Task material →
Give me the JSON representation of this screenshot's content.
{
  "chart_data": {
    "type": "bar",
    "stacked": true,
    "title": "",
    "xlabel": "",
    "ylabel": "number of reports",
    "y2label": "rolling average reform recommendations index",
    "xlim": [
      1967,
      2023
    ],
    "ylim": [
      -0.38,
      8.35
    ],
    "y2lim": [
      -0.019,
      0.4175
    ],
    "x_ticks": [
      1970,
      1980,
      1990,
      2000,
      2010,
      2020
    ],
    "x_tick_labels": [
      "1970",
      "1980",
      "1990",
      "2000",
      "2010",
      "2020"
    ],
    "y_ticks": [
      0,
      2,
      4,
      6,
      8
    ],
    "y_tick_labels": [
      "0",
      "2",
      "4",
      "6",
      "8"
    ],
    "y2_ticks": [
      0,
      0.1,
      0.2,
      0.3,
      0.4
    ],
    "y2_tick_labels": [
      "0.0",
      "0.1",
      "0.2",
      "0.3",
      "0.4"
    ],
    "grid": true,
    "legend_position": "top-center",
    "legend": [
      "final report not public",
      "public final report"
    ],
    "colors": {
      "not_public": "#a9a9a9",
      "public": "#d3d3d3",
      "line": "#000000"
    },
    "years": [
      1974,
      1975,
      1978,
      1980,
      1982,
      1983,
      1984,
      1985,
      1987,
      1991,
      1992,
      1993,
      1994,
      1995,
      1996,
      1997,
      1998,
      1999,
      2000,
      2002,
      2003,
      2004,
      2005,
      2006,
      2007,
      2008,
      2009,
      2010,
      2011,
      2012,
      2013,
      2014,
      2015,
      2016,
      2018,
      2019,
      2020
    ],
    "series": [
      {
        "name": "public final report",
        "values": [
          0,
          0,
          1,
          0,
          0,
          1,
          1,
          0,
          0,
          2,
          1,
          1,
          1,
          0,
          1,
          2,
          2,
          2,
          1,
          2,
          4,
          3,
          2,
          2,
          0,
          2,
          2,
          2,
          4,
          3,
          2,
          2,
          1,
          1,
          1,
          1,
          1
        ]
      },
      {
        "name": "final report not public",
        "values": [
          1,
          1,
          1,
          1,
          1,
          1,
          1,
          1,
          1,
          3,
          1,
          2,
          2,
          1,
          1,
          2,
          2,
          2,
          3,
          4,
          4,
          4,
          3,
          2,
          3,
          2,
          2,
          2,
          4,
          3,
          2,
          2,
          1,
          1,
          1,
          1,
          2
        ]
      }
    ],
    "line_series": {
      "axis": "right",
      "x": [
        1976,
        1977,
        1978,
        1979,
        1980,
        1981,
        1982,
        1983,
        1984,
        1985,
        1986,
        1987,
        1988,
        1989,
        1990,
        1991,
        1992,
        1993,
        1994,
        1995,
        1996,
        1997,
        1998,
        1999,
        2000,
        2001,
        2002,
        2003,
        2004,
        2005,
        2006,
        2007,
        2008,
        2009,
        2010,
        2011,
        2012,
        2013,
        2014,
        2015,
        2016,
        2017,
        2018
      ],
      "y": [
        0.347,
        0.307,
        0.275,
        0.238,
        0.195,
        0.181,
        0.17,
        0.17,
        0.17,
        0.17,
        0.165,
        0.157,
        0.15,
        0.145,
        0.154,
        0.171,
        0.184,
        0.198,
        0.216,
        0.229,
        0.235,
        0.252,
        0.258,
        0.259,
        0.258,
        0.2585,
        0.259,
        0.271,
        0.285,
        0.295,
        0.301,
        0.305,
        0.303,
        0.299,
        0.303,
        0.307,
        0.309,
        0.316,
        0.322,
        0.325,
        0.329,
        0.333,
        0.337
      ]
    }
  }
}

Problem → Return every entry verbatim.

Response below →
Give me the JSON representation of this screenshot's content.
{
  "chart_data": {
    "type": "bar",
    "stacked": true,
    "title": "",
    "xlabel": "",
    "ylabel": "number of reports",
    "y2label": "rolling average reform recommendations index",
    "xlim": [
      1967,
      2023
    ],
    "ylim": [
      -0.38,
      8.35
    ],
    "y2lim": [
      -0.019,
      0.4175
    ],
    "x_ticks": [
      1970,
      1980,
      1990,
      2000,
      2010,
      2020
    ],
    "x_tick_labels": [
      "1970",
      "1980",
      "1990",
      "2000",
      "2010",
      "2020"
    ],
    "y_ticks": [
      0,
      2,
      4,
      6,
      8
    ],
    "y_tick_labels": [
      "0",
      "2",
      "4",
      "6",
      "8"
    ],
    "y2_ticks": [
      0,
      0.1,
      0.2,
      0.3,
      0.4
    ],
    "y2_tick_labels": [
      "0.0",
      "0.1",
      "0.2",
      "0.3",
      "0.4"
    ],
    "grid": true,
    "legend_position": "top-center",
    "legend": [
      "final report not public",
      "public final report"
    ],
    "colors": {
      "not_public": "#a9a9a9",
      "public": "#d3d3d3",
      "line": "#000000"
    },
    "years": [
      1974,
      1975,
      1978,
      1980,
      1982,
      1983,
      1984,
      1985,
      1987,
      1991,
      1992,
      1993,
      1994,
      1995,
      1996,
      1997,
      1998,
      1999,
      2000,
      2002,
      2003,
      2004,
      2005,
      2006,
      2007,
      2008,
      2009,
      2010,
      2011,
      2012,
      2013,
      2014,
      2015,
      2016,
      2018,
      2019,
      2020
    ],
    "series": [
      {
        "name": "public final report",
        "values": [
          0,
          0,
          1,
          0,
          0,
          1,
          1,
          0,
          0,
          2,
          1,
          1,
          1,
          0,
          1,
          2,
          2,
          2,
          1,
          2,
          4,
          3,
          2,
          2,
          0,
          2,
          2,
          2,
          4,
          3,
          2,
          2,
          1,
          1,
          1,
          1,
          1
        ]
      },
      {
        "name": "final report not public",
        "values": [
          1,
          1,
          1,
          1,
          1,
          1,
          1,
          1,
          1,
          3,
          1,
          2,
          2,
          1,
          1,
          2,
          2,
          2,
          3,
          4,
          4,
          4,
          3,
          2,
          3,
          2,
          2,
          2,
          4,
          3,
          2,
          2,
          1,
          1,
          1,
          1,
          2
        ]
      }
    ],
    "line_series": {
      "axis": "right",
      "x": [
        1976,
        1977,
        1978,
        1979,
        1980,
        1981,
        1982,
        1983,
        1984,
        1985,
        1986,
        1987,
        1988,
        1989,
        1990,
        1991,
        1992,
        1993,
        1994,
        1995,
        1996,
        1997,
        1998,
        1999,
        2000,
        2001,
        2002,
        2003,
        2004,
        2005,
        2006,
        2007,
        2008,
        2009,
        2010,
        2011,
        2012,
        2013,
        2014,
        2015,
        2016,
        2017,
        2018
      ],
      "y": [
        0.347,
        0.307,
        0.275,
        0.238,
        0.195,
        0.181,
        0.17,
        0.17,
        0.17,
        0.17,
        0.165,
        0.157,
        0.15,
        0.145,
        0.154,
        0.171,
        0.184,
        0.198,
        0.216,
        0.229,
        0.235,
        0.252,
        0.258,
        0.259,
        0.258,
        0.2585,
        0.259,
        0.271,
        0.285,
        0.295,
        0.301,
        0.305,
        0.303,
        0.299,
        0.303,
        0.307,
        0.309,
        0.316,
        0.322,
        0.325,
        0.329,
        0.333,
        0.337
      ]
    }
  }
}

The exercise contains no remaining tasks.